MATERIAL SUPPLIED

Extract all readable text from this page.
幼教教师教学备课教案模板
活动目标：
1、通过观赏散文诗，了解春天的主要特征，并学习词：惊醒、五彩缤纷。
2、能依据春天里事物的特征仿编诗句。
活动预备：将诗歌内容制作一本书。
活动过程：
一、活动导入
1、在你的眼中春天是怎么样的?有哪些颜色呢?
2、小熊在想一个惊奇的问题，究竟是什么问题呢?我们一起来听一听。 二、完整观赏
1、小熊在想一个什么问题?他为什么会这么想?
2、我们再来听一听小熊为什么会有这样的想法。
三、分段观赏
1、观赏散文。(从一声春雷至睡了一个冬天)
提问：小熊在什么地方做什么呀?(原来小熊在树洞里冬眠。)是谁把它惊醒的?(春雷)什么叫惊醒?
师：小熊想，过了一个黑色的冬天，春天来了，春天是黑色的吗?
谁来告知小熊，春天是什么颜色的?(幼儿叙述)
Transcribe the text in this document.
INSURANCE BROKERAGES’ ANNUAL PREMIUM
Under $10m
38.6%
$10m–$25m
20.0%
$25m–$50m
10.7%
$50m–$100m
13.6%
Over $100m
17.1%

INSTRUCTIONS TO FOLLOW
Copy every line that includes the string "text" from the material above.

CORRECT RESULT
Extract all readable text from this page.
Transcribe the text in this document.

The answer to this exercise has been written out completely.